Stored data entries:
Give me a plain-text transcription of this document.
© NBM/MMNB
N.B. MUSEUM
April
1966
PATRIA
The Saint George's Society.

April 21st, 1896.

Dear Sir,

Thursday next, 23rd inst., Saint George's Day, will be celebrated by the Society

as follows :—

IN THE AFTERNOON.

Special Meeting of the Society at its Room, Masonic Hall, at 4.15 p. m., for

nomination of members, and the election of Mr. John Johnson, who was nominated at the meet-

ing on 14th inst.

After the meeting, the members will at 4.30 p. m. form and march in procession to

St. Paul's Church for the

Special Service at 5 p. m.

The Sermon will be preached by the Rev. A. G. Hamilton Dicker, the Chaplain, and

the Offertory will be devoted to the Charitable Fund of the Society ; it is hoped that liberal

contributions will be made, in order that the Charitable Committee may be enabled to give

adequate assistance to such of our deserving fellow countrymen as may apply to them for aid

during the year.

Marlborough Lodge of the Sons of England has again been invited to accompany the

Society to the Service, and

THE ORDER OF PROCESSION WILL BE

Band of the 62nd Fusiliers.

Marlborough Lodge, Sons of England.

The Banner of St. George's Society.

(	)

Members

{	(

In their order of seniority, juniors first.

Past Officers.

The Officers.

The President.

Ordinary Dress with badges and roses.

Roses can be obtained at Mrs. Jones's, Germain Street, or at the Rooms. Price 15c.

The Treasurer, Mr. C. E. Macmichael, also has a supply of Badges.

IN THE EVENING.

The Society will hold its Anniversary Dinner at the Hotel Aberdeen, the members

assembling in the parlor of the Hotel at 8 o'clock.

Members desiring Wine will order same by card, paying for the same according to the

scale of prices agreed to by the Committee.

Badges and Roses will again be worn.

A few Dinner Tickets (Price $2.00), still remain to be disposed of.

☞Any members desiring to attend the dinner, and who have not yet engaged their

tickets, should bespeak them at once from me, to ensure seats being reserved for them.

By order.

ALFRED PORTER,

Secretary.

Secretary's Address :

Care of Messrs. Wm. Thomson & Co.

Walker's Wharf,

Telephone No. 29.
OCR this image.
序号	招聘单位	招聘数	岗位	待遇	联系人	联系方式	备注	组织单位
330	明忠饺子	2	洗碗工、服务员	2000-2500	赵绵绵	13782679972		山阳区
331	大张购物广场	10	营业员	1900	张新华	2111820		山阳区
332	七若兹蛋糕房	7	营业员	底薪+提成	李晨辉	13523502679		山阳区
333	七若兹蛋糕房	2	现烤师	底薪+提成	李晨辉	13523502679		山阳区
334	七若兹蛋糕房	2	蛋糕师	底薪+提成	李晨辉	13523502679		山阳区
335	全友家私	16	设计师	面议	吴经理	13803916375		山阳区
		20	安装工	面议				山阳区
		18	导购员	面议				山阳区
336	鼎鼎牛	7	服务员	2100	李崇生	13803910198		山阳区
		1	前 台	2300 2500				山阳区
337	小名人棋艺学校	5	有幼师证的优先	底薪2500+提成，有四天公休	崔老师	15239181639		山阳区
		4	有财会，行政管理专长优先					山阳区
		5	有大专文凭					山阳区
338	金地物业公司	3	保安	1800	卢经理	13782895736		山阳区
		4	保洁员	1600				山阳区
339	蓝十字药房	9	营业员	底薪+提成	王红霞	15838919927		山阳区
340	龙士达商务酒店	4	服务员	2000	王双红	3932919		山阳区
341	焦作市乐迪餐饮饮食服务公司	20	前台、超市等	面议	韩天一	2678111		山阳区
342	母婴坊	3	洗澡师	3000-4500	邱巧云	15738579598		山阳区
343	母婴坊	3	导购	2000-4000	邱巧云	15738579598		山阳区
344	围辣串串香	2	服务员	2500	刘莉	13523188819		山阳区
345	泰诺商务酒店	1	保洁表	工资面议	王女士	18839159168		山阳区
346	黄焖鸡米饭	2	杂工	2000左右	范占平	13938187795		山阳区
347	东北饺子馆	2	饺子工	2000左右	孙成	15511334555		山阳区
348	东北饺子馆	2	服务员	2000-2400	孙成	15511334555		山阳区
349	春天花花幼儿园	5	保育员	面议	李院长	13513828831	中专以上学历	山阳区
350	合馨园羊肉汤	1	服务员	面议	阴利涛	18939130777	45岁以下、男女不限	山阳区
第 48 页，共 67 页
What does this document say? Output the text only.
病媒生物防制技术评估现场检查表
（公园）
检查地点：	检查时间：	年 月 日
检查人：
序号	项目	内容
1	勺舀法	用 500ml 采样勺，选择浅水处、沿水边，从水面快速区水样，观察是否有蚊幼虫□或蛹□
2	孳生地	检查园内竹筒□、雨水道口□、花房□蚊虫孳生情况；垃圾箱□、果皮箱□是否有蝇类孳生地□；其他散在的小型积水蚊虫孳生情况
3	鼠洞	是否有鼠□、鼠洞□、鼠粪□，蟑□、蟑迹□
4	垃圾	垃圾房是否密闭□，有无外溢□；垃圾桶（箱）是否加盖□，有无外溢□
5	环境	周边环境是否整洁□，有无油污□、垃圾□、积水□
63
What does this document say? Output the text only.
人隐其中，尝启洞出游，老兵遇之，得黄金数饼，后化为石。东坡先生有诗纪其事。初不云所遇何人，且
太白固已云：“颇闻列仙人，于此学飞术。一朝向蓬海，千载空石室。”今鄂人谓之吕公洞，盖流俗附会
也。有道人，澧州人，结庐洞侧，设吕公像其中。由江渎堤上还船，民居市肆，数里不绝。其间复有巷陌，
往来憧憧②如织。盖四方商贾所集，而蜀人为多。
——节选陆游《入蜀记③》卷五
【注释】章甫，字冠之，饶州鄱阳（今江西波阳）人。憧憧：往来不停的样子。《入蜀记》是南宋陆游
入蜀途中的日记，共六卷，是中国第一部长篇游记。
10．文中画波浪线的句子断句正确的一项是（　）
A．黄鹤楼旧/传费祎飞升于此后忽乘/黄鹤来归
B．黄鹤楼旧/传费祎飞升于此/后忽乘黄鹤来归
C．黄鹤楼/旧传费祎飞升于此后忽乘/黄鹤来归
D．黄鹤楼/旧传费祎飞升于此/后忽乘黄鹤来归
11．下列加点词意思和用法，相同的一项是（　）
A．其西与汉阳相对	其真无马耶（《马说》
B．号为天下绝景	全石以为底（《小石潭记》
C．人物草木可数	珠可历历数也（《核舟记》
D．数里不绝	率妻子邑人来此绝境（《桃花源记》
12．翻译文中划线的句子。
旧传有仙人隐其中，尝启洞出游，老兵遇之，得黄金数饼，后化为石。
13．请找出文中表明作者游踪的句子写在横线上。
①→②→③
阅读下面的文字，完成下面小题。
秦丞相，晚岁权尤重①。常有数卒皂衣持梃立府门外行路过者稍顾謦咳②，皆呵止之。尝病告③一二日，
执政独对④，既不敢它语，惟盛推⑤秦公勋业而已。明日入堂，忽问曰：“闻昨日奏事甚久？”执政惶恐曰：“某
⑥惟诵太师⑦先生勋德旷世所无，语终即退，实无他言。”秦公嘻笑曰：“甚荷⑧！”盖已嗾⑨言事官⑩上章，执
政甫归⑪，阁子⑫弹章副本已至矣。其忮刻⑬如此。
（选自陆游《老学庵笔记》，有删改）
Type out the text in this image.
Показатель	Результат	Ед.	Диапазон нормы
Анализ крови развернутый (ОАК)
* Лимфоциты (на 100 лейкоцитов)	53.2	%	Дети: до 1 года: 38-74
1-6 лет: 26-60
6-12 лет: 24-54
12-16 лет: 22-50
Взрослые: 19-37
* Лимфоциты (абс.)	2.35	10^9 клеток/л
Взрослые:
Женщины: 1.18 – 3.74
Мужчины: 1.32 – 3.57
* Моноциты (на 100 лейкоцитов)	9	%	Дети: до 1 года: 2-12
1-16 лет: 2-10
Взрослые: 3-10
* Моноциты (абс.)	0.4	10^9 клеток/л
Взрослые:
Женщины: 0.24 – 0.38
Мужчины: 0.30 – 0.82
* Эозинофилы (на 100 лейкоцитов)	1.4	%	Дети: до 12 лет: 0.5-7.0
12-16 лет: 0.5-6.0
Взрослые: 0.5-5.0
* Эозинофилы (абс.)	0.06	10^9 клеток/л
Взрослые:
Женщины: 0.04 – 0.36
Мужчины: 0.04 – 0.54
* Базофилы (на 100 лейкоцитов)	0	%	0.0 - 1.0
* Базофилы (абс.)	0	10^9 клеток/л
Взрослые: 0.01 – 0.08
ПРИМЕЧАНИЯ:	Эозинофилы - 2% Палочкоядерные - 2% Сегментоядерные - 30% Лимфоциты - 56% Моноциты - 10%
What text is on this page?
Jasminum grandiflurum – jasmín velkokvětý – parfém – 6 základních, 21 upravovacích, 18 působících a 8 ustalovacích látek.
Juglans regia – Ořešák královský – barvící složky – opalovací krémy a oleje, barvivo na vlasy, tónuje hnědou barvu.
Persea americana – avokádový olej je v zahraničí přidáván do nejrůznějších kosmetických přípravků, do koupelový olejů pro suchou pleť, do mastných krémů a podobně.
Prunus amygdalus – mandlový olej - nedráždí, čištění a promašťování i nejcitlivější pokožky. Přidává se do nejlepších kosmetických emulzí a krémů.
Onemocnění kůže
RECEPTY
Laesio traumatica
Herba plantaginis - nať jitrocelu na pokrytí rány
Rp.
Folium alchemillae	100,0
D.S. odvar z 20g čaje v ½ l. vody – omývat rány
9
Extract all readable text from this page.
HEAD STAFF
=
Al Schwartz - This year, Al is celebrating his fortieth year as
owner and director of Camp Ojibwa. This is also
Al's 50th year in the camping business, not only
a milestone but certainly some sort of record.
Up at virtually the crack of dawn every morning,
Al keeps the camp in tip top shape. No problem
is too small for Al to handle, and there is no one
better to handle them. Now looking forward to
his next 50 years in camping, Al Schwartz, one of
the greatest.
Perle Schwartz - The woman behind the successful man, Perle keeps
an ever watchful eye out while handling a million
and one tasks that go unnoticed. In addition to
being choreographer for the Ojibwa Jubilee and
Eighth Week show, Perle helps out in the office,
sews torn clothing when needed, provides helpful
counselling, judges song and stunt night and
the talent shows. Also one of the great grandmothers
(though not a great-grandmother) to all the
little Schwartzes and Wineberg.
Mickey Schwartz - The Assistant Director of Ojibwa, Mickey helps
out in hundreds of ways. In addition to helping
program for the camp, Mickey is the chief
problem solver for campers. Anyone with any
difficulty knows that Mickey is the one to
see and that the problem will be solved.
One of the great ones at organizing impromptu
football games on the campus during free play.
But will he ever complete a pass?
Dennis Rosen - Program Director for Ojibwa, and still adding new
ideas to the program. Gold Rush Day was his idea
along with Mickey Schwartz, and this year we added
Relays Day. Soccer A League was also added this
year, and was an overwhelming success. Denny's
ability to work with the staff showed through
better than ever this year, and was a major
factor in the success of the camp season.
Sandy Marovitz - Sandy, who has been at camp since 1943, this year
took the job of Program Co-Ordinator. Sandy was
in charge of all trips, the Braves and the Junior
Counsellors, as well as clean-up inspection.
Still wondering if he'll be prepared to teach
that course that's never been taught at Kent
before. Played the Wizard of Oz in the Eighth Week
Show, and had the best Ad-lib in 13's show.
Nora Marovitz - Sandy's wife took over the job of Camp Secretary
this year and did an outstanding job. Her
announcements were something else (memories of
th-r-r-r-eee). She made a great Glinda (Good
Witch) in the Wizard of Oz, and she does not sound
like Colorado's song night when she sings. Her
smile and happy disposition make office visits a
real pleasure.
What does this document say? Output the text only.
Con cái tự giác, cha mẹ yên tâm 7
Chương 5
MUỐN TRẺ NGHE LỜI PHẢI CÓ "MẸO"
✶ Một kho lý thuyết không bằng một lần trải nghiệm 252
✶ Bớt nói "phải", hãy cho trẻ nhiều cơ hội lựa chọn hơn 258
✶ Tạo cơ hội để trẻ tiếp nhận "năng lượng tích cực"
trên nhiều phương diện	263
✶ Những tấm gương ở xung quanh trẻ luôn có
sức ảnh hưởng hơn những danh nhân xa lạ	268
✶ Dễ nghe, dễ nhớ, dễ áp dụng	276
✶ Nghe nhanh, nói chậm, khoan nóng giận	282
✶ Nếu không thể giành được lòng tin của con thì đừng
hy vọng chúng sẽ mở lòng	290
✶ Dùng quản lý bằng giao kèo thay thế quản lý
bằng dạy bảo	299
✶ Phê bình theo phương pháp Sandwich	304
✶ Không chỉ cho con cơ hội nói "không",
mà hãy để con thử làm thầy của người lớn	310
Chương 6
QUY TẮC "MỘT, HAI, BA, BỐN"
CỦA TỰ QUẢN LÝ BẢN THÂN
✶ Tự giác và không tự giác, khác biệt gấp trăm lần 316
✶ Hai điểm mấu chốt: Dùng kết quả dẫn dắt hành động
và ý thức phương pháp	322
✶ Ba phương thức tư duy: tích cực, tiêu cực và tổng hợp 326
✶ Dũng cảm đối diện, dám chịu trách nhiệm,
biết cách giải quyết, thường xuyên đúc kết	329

Challenge: Count how many lines of the listing above include "been" and report that number alone.

Result below: 3